Collection entries:

>> Begin

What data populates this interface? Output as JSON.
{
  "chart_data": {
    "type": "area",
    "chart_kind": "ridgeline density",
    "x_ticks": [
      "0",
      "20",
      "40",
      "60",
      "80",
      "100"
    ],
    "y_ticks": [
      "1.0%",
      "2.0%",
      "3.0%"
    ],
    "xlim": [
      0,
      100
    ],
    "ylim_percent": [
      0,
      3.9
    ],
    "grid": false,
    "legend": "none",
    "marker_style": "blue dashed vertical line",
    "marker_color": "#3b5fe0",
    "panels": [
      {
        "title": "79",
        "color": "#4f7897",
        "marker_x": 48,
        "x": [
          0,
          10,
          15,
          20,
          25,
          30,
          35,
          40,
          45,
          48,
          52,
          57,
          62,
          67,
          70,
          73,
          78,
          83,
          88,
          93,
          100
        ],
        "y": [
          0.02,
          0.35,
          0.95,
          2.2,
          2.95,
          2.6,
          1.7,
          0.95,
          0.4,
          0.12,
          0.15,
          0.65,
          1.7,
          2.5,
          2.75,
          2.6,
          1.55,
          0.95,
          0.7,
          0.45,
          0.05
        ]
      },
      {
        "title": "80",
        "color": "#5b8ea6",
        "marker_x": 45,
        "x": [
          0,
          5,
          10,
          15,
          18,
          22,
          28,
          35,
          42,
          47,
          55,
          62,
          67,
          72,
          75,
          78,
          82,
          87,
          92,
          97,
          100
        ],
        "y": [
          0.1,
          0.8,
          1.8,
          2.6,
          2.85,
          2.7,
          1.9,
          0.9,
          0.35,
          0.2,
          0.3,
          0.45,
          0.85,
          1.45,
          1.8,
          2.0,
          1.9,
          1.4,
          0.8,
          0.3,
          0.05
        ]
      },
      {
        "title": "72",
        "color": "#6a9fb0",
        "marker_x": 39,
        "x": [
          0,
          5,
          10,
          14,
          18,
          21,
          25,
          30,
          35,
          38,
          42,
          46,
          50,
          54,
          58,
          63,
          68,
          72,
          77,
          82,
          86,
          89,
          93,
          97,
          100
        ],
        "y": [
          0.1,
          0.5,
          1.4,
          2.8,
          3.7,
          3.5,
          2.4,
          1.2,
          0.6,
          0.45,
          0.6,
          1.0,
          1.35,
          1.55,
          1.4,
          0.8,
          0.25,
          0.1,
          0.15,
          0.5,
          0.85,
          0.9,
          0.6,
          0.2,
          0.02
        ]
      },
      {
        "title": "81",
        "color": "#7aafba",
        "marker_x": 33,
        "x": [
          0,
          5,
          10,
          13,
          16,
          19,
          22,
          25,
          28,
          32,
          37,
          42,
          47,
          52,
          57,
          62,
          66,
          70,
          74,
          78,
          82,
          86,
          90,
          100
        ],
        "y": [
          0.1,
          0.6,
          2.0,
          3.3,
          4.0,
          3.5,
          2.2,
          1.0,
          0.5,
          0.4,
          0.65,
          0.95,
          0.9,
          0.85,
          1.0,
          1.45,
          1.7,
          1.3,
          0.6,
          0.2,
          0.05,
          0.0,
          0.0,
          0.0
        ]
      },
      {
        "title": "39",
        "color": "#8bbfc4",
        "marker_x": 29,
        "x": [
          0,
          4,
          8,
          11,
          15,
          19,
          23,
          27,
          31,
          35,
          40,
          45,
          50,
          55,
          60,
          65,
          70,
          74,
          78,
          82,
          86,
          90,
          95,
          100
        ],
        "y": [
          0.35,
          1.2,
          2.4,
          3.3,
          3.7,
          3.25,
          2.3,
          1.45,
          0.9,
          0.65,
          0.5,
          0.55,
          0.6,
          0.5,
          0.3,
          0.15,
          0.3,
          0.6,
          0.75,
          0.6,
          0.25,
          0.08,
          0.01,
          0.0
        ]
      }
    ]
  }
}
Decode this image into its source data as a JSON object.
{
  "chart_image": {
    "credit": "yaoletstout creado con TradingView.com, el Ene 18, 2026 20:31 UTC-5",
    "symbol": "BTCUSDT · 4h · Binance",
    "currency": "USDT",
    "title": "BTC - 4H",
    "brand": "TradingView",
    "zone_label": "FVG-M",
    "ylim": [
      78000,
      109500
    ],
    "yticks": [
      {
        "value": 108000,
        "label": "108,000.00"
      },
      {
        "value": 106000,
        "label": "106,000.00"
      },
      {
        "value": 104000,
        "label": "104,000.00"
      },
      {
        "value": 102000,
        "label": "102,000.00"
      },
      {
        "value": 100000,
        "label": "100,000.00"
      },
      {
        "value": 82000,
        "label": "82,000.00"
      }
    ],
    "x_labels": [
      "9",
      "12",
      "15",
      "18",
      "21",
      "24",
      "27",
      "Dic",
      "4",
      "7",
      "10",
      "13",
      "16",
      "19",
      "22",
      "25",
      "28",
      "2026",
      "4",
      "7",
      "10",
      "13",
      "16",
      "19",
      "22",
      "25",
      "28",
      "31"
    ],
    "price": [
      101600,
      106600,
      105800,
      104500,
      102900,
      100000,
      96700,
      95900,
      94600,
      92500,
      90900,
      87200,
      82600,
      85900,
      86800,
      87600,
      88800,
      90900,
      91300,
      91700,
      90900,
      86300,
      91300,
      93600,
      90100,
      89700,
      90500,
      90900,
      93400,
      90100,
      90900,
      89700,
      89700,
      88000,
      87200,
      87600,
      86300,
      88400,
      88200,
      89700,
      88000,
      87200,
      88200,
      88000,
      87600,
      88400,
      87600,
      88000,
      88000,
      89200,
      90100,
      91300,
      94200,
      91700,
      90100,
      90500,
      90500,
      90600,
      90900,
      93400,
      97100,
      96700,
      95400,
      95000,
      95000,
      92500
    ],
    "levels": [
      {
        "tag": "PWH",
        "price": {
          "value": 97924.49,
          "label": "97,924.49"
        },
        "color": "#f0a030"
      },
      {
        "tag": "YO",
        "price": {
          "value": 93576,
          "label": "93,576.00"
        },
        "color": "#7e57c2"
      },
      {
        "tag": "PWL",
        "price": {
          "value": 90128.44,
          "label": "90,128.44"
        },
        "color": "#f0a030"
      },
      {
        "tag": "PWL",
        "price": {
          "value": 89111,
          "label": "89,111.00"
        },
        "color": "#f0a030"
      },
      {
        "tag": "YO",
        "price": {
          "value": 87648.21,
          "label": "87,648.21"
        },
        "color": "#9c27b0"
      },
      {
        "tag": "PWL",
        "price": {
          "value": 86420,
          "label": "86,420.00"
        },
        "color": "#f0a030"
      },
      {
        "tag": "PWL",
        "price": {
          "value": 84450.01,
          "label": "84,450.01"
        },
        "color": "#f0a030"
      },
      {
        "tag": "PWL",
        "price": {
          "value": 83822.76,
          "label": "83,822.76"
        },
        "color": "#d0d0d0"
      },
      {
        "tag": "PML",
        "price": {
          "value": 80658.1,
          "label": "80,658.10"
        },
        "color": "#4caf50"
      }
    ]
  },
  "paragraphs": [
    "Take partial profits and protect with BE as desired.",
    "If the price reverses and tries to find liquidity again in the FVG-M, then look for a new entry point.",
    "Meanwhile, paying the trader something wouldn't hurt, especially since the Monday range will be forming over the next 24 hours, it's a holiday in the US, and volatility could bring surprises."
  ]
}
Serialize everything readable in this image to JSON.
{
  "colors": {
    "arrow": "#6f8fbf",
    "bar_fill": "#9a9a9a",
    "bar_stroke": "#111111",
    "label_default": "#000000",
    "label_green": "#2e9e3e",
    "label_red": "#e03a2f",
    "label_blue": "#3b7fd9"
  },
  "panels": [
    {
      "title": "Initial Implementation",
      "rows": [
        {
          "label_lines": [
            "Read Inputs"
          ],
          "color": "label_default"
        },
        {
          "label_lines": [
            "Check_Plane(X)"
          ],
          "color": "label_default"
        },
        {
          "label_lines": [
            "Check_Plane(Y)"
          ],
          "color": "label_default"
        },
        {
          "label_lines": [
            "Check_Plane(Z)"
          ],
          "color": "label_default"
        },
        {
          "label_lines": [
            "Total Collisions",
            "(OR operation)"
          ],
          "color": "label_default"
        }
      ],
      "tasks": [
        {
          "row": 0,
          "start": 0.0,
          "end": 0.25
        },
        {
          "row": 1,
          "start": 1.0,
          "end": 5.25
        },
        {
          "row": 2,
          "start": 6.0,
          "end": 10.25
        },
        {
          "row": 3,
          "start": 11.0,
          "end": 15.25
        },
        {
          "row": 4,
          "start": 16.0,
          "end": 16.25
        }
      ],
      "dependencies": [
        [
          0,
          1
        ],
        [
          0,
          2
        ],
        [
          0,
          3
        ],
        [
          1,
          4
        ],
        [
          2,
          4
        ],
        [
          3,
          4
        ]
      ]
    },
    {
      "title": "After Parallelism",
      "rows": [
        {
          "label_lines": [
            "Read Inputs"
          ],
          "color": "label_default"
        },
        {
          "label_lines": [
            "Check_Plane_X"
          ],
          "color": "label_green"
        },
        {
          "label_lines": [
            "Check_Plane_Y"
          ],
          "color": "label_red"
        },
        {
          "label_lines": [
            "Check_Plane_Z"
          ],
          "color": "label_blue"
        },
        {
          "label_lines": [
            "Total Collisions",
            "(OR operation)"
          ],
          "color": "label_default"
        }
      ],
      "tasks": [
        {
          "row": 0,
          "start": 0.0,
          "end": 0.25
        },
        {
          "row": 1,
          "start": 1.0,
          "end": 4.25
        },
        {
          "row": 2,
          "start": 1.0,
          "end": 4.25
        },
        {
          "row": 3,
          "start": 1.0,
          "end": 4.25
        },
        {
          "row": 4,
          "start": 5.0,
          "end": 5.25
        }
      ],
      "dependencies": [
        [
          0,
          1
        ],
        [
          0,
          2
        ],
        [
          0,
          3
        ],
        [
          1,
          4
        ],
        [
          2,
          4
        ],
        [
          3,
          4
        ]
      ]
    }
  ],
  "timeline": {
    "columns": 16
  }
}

>> End

Goal of the exercise:
Each line that holds the word "this" is to be copied.

Exercise response:
What data populates this interface? Output as JSON.
Decode this image into its source data as a JSON object.
Serialize everything readable in this image to JSON.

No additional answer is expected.